### Zitierter Textauszug
------------------------------------------------------------
Auf die Revision der Klägerin wird das Urteil des Landessozialgerichts Berlin-Brandenburg vom 27. Mai 2009 aufgehoben. Die Sache wird zur erneuten Verhandlung und Entscheidung an dieses Gericht zurückverwiesen.

Tatbestand

1
Die Beteiligten streiten darüber, ob die Beklagte verpflichtet ist, die Zeit vom 1.10.1976 bis 30.6.1990 als Zeit der Zugehörigkeit zur zusätzlichen Altersversorgung der technischen Intelligenz (AVItech) sowie die dabei erzielten Entgelte festzustellen.
2
Die 1945 geborene Klägerin erhielt mit Urkunde vom 2.2.1973 das Recht zur Führung der Berufsbezeichnung “Ingenieurökonom”. Ab 1.10.1976 war sie im volkseigenen Betrieb (VEB) G., Betriebsteil C., dem späteren VEB G. , ab 1986 VEB A. und zuletzt bei A. GmbH beschäftigt. Sie war dort zunächst als Bereichsökonomin und als Bearbeiterin für Planung und Koordinierung im technischen Bereich und ab 1983 als Sachgebietsverantwortliche für technische Vorleistungen tätig. Eine Versorgungszusage über die Einbeziehung in die AVItech erhielt sie nicht. Der freiwilligen Zusatzrentenversicherung (FZR) trat die Klägerin zum 1.3.1987 bei.
3
Am 20.6.1990 erklärten der VEB A. und die Anstalt zur treuhänderischen Verwaltung des Volkseigentums (Treuhandanstalt), den VEB in eine Gesellschaft mit beschränkter Haftung (GmbH) umzuwandeln. Gleichzeitig übertrugen sie das Vermögen aus der bisherigen Fondsinhaberschaft des VEB rückwirkend zum 1.6.1990 auf die neugegründete A. GmbH, die am 26.2.1991 ins Handelsregister eingetragen wurde.
------------------------------------------------------------
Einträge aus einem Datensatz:
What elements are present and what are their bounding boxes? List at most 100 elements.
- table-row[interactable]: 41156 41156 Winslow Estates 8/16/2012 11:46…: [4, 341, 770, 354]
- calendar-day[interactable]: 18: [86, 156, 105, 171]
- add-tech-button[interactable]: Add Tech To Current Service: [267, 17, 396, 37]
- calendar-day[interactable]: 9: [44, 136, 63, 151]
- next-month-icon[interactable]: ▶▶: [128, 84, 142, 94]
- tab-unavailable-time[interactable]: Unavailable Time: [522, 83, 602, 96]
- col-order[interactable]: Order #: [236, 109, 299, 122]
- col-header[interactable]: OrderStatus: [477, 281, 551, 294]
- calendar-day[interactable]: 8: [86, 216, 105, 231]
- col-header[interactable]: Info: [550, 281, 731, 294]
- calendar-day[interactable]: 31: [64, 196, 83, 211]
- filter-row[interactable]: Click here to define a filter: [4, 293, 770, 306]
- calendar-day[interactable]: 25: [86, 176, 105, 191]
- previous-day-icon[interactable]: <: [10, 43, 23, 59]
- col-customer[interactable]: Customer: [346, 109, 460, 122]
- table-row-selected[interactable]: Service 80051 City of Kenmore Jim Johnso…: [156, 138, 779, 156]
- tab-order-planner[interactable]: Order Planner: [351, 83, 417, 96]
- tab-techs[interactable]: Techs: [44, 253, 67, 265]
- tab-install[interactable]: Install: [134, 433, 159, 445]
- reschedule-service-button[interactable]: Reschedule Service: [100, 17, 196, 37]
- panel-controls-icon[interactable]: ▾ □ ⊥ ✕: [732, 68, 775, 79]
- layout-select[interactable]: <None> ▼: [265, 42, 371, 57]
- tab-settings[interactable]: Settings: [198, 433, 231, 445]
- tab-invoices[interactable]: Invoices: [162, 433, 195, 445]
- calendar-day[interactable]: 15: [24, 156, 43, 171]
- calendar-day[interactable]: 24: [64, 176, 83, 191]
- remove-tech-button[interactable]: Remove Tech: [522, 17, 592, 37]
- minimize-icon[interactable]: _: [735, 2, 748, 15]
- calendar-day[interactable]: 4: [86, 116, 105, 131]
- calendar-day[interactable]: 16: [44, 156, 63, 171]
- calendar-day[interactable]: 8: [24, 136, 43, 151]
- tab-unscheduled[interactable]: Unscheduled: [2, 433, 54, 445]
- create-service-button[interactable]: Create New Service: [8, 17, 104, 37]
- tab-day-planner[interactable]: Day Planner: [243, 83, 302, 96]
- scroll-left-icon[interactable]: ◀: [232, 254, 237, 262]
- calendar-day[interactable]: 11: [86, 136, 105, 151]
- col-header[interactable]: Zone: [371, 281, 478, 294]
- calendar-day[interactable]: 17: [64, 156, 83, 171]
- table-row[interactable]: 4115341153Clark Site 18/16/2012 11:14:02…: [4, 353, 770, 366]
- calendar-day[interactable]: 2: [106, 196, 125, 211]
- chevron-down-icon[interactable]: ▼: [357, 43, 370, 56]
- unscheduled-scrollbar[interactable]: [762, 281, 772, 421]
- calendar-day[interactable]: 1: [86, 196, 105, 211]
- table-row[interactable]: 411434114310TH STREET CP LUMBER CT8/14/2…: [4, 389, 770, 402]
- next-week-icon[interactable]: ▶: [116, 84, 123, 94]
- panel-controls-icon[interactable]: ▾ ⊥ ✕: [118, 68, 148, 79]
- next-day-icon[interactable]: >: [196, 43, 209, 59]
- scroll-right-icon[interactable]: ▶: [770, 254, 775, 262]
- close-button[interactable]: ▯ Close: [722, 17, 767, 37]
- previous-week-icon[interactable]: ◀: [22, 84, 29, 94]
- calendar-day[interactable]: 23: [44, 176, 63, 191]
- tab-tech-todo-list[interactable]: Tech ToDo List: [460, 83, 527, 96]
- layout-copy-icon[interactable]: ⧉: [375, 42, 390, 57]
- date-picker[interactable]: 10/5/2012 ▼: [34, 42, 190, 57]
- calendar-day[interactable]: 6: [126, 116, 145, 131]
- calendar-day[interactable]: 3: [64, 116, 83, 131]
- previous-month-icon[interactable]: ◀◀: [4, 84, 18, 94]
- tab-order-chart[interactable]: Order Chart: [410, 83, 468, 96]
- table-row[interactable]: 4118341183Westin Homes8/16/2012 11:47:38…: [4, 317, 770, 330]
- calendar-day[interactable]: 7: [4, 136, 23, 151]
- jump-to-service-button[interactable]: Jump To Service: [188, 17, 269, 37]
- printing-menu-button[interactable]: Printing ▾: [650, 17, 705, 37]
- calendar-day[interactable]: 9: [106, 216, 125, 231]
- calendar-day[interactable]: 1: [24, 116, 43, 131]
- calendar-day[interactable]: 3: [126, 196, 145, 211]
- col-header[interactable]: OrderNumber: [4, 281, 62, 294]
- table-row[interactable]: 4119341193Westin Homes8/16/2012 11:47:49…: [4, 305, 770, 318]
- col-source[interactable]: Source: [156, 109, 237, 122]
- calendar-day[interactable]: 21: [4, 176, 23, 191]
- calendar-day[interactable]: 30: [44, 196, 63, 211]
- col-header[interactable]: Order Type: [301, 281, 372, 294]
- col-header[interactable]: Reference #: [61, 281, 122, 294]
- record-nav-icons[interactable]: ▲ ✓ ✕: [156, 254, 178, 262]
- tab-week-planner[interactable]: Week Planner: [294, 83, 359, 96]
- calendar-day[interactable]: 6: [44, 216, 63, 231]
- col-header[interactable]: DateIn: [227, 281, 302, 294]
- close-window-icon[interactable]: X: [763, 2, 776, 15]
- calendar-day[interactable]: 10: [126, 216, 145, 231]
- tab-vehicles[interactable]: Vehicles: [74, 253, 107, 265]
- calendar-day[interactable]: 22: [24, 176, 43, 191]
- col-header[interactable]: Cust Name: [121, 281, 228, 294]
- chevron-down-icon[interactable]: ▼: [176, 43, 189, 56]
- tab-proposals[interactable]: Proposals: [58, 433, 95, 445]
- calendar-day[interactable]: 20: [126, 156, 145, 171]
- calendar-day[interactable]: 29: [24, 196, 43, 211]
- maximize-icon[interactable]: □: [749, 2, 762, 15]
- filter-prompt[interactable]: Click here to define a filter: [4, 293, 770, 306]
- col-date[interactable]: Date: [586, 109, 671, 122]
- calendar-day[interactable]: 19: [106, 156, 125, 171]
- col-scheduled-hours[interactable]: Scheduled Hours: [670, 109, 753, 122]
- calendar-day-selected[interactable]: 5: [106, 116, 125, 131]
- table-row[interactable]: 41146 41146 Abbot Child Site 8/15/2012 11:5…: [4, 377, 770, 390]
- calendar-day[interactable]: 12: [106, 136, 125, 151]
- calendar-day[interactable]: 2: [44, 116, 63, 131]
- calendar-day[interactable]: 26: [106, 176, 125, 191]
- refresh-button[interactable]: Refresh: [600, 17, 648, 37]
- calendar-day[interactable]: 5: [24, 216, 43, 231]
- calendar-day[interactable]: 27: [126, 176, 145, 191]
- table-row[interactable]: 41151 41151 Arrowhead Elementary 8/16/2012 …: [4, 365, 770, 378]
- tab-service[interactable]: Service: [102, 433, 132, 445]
------------------------------------------------------------
### Arbeitsaufträge
1. Beantworten Sie anhand des Textauszugs folgende Fragen:
(a) Welcher Zeitraum soll als Zeit der Zugehörigkeit zur AVItech festgestellt werden?
(b) Zu welchem Datum trat die Klägerin der freiwilligen Zusatzrentenversicherung bei?
(c) Wann wurde die A. GmbH ins Handelsregister eingetragen?
2. Schreiben Sie den Textauszug wortgetreu ab, beginnend bei „Auf die Revision“ und endend bei „erzielten Entgelte festzustellen.“.
Das Material steht für sich und gehört nicht zum Textauszug.

### Schriftliche Antworten
1.
(a) Die Zeit vom 1.10.1976 bis 30.6.1990.
(b) Zum 1.3.1987.
(c) Am 26.2.1991.

2.
Auf die Revision der Klägerin wird das Urteil des Landessozialgerichts Berlin-Brandenburg vom 27. Mai 2009 aufgehoben. Die Sache wird zur erneuten Verhandlung und Entscheidung an dieses Gericht zurückverwiesen.

Tatbestand

1
Die Beteiligten streiten darüber, ob die Beklagte verpflichtet ist, die Zeit vom 1.10.1976 bis 30.6.1990 als Zeit der Zugehörigkeit zur zusätzlichen Altersversorgung der technischen Intelligenz (AVItech) sowie die dabei erzielten Entgelte festzustellen.